Find the lines with "frac" in them and copy them out.

— Start —

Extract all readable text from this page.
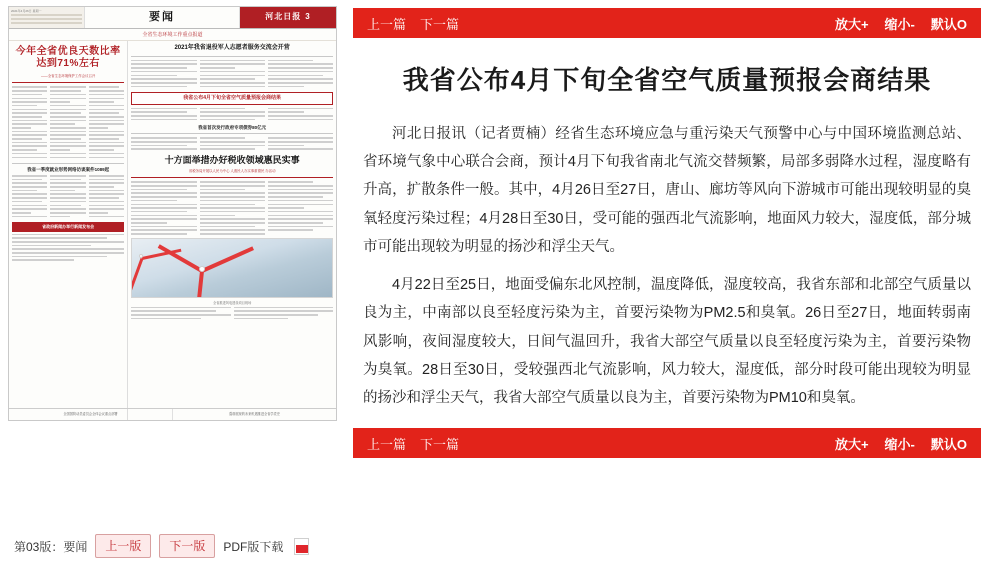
2021年4月26日 星期一	要闻	河北日报 3
全省生态环境工作重点报道
今年全省优良天数比率达到71%左右
——全省生态环境保护工作会议召开
我省一季度就业形势网络访谈案件1089起
省政府新闻办举行新闻发布会
2021年我省退役军人志愿者服务交流会开营
我省公布4月下旬全省空气质量预报会商结果
我省首次发行政府专项债券80亿元
十方面举措办好税收领域惠民实事
省税务局开展以人民为中心 人惠民人办实事重德民 办活动
全省推进风电建设项目现场
全国国防动员委员会全体会议重点部署	蓬勃展现的未来机遇推进全省学党史
第03版：要闻	上一版	下一版	PDF版下载
上一篇 下一篇	放大+ 缩小- 默认O
我省公布4月下旬全省空气质量预报会商结果

河北日报讯（记者贾楠）经省生态环境应急与重污染天气预警中心与中国环境监测总站、省环境气象中心联合会商，预计4月下旬我省南北气流交替频繁，局部多弱降水过程，湿度略有升高，扩散条件一般。其中，4月26日至27日，唐山、廊坊等风向下游城市可能出现较明显的臭氧轻度污染过程；4月28日至30日，受可能的强西北气流影响，地面风力较大，湿度低，部分城市可能出现较为明显的扬沙和浮尘天气。

4月22日至25日，地面受偏东北风控制，温度降低，湿度较高，我省东部和北部空气质量以良为主，中南部以良至轻度污染为主，首要污染物为PM2.5和臭氧。26日至27日，地面转弱南风影响，夜间湿度较大，日间气温回升，我省大部空气质量以良至轻度污染为主，首要污染物为臭氧。28日至30日，受较强西北气流影响，风力较大，湿度低，部分时段可能出现较为明显的扬沙和浮尘天气，我省大部空气质量以良为主，首要污染物为PM10和臭氧。

上一篇 下一篇	放大+ 缩小- 默认O
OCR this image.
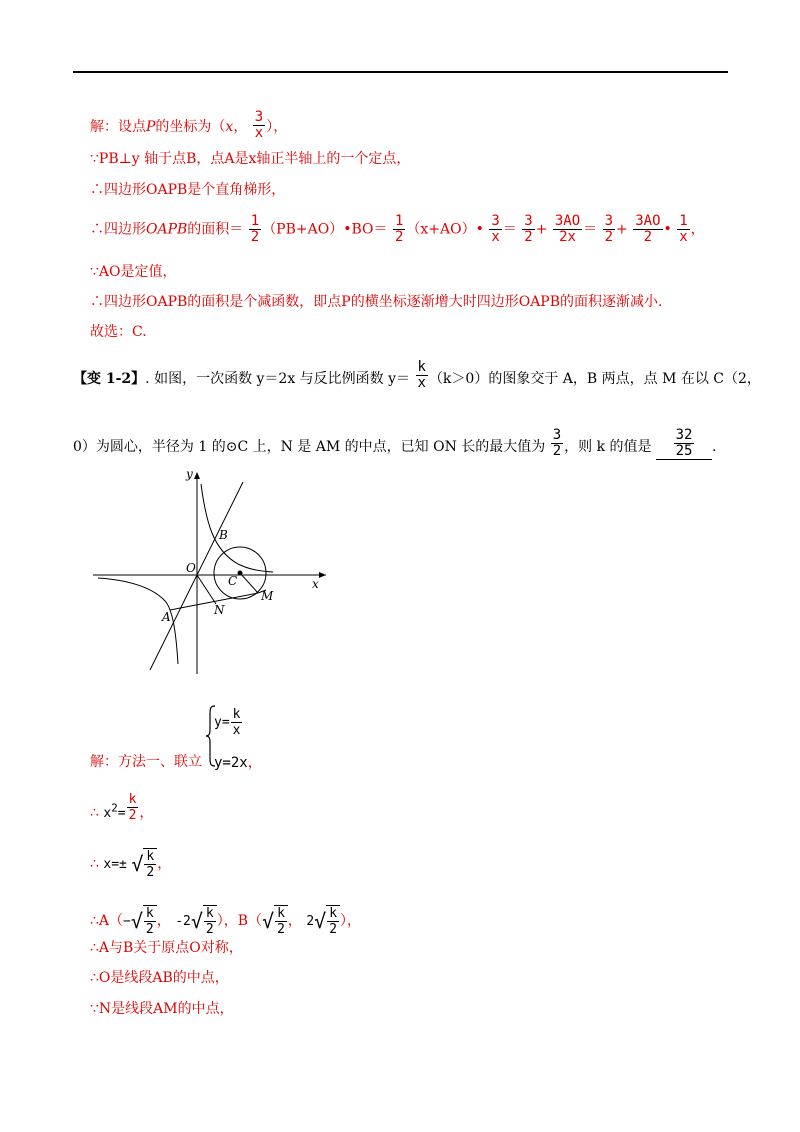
解：设点P的坐标为（x， $\frac{3}{x}$ ），
∵PB⊥y 轴于点B，点A是x轴正半轴上的一个定点，
∴四边形OAPB是个直角梯形，
∴四边形OAPB的面积＝ $\frac{1}{2}$ （PB+AO）•BO＝ $\frac{1}{2}$ （x+AO）• $\frac{3}{x} = \frac{3}{2} + \frac{3AO}{2x} = \frac{3}{2} + \frac{3AO}{2}$ • $\frac{1}{x}$ ，
∵AO是定值，
∴四边形OAPB的面积是个减函数，即点P的横坐标逐渐增大时四边形OAPB的面积逐渐减小.
故选：C.
【变 1-2】. 如图，一次函数 y＝2x 与反比例函数 $y= \frac{k}{x} (k>0)$的图象交于 A，B 两点，点 M 在以 C（2，
0）为圆心，半径为 1 的⊙C 上，N 是 AM 的中点，已知 ON 长的最大值为 $\frac{3}{2}$ ，则 k 的值是 $\frac{32}{25}$ .
y
x
O
B
C
M
A	N
解：方法一、联立
$y= \frac{k}{x}$
y=2x，
∴ $x^2= \frac{k}{2}$ ，
∴ x=± √ $\frac{k}{2}$ ，
∴A（−√ $\frac{k}{2}$ ， $-2√ \frac{k}{2}$ ），$B(√ \frac{k}{2}$ ， $2√ \frac{k}{2}$ ），
∴A与B关于原点O对称，
∴O是线段AB的中点，
∵N是线段AM的中点，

— End —

• RESPONSE FOR THIS EXERCISE:
解：设点P的坐标为（x， $\frac{3}{x}$ ），
∴四边形OAPB的面积＝ $\frac{1}{2}$ （PB+AO）•BO＝ $\frac{1}{2}$ （x+AO）• $\frac{3}{x} = \frac{3}{2} + \frac{3AO}{2x} = \frac{3}{2} + \frac{3AO}{2}$ • $\frac{1}{x}$ ，
【变 1-2】. 如图，一次函数 y＝2x 与反比例函数 $y= \frac{k}{x} (k>0)$的图象交于 A，B 两点，点 M 在以 C（2，
0）为圆心，半径为 1 的⊙C 上，N 是 AM 的中点，已知 ON 长的最大值为 $\frac{3}{2}$ ，则 k 的值是 $\frac{32}{25}$ .
$y= \frac{k}{x}$
∴ $x^2= \frac{k}{2}$ ，
∴ x=± √ $\frac{k}{2}$ ，
∴A（−√ $\frac{k}{2}$ ， $-2√ \frac{k}{2}$ ），$B(√ \frac{k}{2}$ ， $2√ \frac{k}{2}$ ），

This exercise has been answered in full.